*Your task*
Output every line of the entries from the line containing "Type out the text in this image." through the last, exactly, with no other content.

:::::

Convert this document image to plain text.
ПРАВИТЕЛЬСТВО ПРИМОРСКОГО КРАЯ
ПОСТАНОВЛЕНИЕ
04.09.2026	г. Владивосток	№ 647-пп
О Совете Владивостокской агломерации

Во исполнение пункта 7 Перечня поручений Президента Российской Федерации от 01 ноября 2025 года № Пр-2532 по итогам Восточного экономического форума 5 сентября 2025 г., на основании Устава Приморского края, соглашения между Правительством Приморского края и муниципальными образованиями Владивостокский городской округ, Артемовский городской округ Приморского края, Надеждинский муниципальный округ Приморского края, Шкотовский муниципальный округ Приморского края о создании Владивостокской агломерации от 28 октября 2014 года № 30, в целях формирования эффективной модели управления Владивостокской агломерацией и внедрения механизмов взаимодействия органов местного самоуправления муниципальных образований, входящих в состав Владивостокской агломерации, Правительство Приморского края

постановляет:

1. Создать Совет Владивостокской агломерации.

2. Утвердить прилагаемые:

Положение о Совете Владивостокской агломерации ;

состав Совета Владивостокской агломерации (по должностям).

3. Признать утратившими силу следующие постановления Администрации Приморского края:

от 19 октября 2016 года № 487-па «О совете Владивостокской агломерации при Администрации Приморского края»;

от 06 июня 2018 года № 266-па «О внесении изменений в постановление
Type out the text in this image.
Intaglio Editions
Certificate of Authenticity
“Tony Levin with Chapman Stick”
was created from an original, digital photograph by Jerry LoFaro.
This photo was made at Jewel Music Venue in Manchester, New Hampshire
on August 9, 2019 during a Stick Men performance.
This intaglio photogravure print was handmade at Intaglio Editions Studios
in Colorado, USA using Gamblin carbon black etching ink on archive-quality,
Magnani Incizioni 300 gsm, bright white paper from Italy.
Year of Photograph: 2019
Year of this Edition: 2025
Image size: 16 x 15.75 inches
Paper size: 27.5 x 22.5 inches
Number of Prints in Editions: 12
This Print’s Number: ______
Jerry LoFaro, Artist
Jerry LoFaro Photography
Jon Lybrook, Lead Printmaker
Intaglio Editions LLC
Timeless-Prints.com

:::::

*The answer*
Type out the text in this image.
Intaglio Editions
Certificate of Authenticity
“Tony Levin with Chapman Stick”
was created from an original, digital photograph by Jerry LoFaro.
This photo was made at Jewel Music Venue in Manchester, New Hampshire
on August 9, 2019 during a Stick Men performance.
This intaglio photogravure print was handmade at Intaglio Editions Studios
in Colorado, USA using Gamblin carbon black etching ink on archive-quality,
Magnani Incizioni 300 gsm, bright white paper from Italy.
Year of Photograph: 2019
Year of this Edition: 2025
Image size: 16 x 15.75 inches
Paper size: 27.5 x 22.5 inches
Number of Prints in Editions: 12
This Print’s Number: ______
Jerry LoFaro, Artist
Jerry LoFaro Photography
Jon Lybrook, Lead Printmaker
Intaglio Editions LLC
Timeless-Prints.com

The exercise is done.